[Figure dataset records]
_ _ _ _ _ _ _

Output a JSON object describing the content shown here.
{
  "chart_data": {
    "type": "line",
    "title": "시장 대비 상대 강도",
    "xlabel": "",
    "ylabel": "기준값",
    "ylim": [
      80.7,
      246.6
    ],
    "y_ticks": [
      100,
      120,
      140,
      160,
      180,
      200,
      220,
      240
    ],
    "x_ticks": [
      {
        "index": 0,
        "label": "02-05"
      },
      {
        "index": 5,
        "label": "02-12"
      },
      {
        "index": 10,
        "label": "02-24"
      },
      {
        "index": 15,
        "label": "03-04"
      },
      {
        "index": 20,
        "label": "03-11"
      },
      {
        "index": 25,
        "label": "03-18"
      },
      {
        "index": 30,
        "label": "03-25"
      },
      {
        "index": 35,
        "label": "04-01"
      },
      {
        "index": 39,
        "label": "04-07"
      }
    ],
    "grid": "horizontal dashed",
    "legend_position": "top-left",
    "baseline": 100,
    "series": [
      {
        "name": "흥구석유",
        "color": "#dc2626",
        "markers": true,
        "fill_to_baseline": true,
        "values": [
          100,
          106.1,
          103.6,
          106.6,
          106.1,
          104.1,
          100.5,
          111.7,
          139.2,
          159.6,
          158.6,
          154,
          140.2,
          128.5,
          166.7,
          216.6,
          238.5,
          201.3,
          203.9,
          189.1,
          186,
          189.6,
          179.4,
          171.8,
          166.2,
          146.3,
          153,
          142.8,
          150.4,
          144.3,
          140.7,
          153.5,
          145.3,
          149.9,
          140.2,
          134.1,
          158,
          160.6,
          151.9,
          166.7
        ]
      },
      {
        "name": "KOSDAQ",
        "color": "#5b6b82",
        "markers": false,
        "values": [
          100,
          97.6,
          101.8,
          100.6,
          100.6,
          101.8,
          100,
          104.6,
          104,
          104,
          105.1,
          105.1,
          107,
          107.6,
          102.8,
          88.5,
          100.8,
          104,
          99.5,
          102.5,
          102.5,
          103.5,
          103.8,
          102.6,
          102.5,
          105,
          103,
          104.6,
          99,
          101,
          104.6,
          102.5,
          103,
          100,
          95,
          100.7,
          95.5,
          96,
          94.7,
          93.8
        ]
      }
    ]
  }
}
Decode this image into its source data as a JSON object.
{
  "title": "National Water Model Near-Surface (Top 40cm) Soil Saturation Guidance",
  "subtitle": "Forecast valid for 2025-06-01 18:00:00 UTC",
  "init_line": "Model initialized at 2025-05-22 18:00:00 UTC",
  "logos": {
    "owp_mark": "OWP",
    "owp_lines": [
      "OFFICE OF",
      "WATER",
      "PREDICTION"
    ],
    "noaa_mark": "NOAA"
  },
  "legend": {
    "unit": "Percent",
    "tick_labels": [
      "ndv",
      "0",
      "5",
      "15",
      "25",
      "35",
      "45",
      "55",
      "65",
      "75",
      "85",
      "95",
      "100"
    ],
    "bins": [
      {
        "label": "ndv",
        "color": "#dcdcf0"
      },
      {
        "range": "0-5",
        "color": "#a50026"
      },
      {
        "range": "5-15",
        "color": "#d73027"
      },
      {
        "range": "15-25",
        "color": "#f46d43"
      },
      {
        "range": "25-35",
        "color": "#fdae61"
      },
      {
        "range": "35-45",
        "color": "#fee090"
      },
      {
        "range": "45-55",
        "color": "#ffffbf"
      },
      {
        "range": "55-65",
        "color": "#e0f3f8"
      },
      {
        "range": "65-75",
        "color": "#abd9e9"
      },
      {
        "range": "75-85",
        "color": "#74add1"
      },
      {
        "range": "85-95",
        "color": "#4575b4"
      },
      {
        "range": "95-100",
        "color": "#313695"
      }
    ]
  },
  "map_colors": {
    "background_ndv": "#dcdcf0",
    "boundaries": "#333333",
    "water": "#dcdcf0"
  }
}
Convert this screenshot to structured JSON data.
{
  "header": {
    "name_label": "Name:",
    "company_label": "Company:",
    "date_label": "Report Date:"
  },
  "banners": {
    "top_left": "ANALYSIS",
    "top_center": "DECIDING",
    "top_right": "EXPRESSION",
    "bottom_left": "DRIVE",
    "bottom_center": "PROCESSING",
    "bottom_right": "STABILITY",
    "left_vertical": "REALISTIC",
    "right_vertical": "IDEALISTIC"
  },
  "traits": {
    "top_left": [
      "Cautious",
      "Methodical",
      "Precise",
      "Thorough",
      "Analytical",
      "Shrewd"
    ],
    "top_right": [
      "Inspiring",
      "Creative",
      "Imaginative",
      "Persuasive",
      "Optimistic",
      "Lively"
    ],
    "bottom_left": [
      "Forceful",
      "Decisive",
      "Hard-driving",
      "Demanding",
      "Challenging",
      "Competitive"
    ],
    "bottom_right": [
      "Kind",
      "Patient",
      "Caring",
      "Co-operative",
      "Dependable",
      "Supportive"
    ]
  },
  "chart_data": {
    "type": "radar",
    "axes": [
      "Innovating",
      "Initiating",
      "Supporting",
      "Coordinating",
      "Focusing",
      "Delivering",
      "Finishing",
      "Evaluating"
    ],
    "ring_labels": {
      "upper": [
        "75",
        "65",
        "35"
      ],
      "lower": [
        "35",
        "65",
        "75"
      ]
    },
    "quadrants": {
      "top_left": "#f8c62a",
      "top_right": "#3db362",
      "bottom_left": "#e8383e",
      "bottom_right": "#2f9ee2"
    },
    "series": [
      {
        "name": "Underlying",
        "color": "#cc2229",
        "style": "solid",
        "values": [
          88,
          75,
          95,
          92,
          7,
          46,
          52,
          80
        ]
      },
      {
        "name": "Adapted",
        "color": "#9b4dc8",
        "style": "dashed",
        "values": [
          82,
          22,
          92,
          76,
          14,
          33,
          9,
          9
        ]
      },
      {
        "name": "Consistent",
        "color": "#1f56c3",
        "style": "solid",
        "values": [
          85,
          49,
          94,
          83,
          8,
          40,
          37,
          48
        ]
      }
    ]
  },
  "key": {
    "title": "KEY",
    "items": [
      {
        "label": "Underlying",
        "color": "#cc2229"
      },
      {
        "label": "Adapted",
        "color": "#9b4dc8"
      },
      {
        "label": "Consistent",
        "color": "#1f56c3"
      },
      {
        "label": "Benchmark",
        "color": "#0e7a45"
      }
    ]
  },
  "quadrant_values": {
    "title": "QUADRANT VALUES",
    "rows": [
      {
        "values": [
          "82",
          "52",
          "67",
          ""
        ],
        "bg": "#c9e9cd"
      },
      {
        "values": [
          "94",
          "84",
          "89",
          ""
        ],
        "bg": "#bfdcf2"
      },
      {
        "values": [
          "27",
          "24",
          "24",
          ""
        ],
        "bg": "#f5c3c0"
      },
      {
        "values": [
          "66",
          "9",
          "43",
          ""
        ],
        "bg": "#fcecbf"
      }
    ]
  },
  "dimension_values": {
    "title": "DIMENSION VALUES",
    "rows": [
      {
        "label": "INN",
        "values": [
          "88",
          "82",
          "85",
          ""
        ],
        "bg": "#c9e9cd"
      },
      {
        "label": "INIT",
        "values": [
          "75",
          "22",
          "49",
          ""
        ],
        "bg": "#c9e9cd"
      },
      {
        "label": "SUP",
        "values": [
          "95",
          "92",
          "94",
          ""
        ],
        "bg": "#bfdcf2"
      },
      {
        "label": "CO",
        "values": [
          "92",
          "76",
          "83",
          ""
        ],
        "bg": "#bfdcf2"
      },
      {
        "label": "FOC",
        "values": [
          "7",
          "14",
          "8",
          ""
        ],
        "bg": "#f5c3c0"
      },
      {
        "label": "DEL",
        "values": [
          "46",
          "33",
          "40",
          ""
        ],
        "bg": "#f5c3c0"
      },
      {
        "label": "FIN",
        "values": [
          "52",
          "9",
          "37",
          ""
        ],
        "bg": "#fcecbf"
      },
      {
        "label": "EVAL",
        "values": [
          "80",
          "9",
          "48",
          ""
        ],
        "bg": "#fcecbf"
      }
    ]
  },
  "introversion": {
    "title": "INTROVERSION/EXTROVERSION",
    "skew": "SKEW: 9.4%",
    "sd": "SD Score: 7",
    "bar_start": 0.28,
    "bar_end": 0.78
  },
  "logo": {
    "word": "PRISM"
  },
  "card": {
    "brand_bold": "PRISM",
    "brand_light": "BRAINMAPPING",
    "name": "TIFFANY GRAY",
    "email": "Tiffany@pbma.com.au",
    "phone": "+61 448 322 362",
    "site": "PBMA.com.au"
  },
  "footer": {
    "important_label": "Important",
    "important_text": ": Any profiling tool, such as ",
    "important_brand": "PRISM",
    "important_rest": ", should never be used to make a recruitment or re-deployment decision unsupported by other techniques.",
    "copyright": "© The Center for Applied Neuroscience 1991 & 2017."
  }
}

_ _ _ _ _ _ _

■ Problem to work on ■
In the material above, find the lines that contain "this" and show them.

■ The result ■
Decode this image into its source data as a JSON object.
Convert this screenshot to structured JSON data.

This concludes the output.